What the task requires: What lines of the data include the string "installation"? Copy them all.

Dataset rows:
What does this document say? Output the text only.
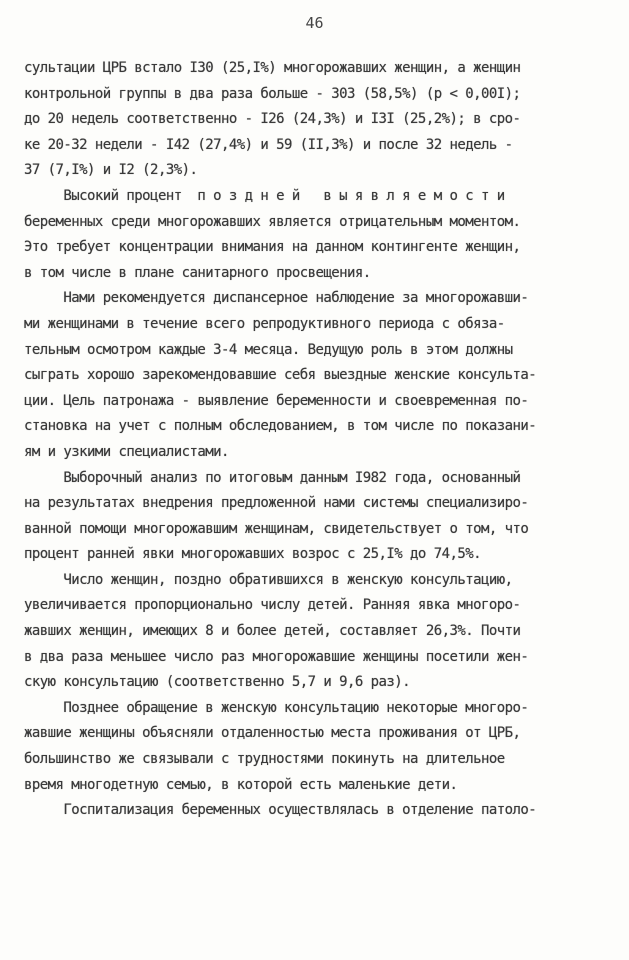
46
сультации ЦРБ встало I30 (25,I%) многорожавших женщин, а женщин
контрольной группы в два раза больше - 303 (58,5%) (p < 0,00I);
до 20 недель соответственно - I26 (24,3%) и I3I (25,2%); в сро-
ке 20-32 недели - I42 (27,4%) и 59 (II,3%) и после 32 недель -
37 (7,I%) и I2 (2,3%).
Высокий процент  п о з д н е й   в ы я в л я е м о с т и
беременных среди многорожавших является отрицательным моментом.
Это требует концентрации внимания на данном контингенте женщин,
в том числе в плане санитарного просвещения.
Нами рекомендуется диспансерное наблюдение за многорожавши-
ми женщинами в течение всего репродуктивного периода с обяза-
тельным осмотром каждые 3-4 месяца. Ведущую роль в этом должны
сыграть хорошо зарекомендовавшие себя выездные женские консульта-
ции. Цель патронажа - выявление беременности и своевременная по-
становка на учет с полным обследованием, в том числе по показани-
ям и узкими специалистами.
Выборочный анализ по итоговым данным I982 года, основанный
на результатах внедрения предложенной нами системы специализиро-
ванной помощи многорожавшим женщинам, свидетельствует о том, что
процент ранней явки многорожавших возрос с 25,I% до 74,5%.
Число женщин, поздно обратившихся в женскую консультацию,
увеличивается пропорционально числу детей. Ранняя явка многоро-
жавших женщин, имеющих 8 и более детей, составляет 26,3%. Почти
в два раза меньшее число раз многорожавшие женщины посетили жен-
скую консультацию (соответственно 5,7 и 9,6 раз).
Позднее обращение в женскую консультацию некоторые многоро-
жавшие женщины объясняли отдаленностью места проживания от ЦРБ,
большинство же связывали с трудностями покинуть на длительное
время многодетную семью, в которой есть маленькие дети.
Госпитализация беременных осуществлялась в отделение патоло-
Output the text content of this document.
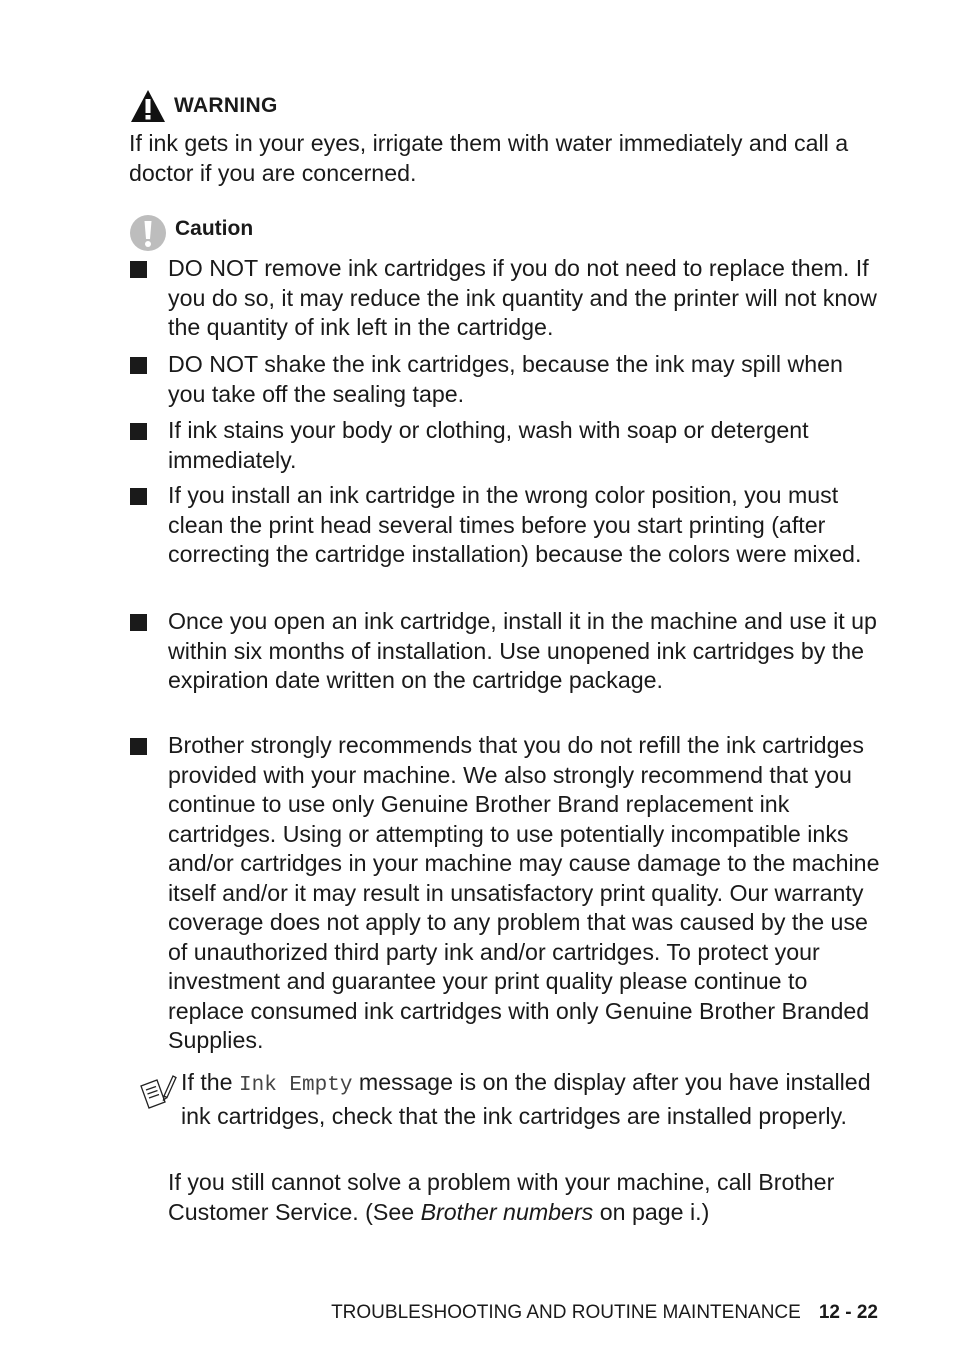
WARNING
If ink gets in your eyes, irrigate them with water immediately and call a doctor if you are concerned.
Caution
DO NOT remove ink cartridges if you do not need to replace them. If you do so, it may reduce the ink quantity and the printer will not know the quantity of ink left in the cartridge.
DO NOT shake the ink cartridges, because the ink may spill when you take off the sealing tape.
If ink stains your body or clothing, wash with soap or detergent immediately.
If you install an ink cartridge in the wrong color position, you must clean the print head several times before you start printing (after correcting the cartridge installation) because the colors were mixed.
Once you open an ink cartridge, install it in the machine and use it up within six months of installation. Use unopened ink cartridges by the expiration date written on the cartridge package.
Brother strongly recommends that you do not refill the ink cartridges provided with your machine. We also strongly recommend that you continue to use only Genuine Brother Brand replacement ink cartridges. Using or attempting to use potentially incompatible inks and/or cartridges in your machine may cause damage to the machine itself and/or it may result in unsatisfactory print quality. Our warranty coverage does not apply to any problem that was caused by the use of unauthorized third party ink and/or cartridges. To protect your investment and guarantee your print quality please continue to replace consumed ink cartridges with only Genuine Brother Branded Supplies.
If the Ink Empty message is on the display after you have installed ink cartridges, check that the ink cartridges are installed properly.
If you still cannot solve a problem with your machine, call Brother Customer Service. (See Brother numbers on page i.)
TROUBLESHOOTING AND ROUTINE MAINTENANCE 12 - 22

Correct result:
If you install an ink cartridge in the wrong color position, you must clean the print head several times before you start printing (after correcting the cartridge installation) because the colors were mixed.
Once you open an ink cartridge, install it in the machine and use it up within six months of installation. Use unopened ink cartridges by the expiration date written on the cartridge package.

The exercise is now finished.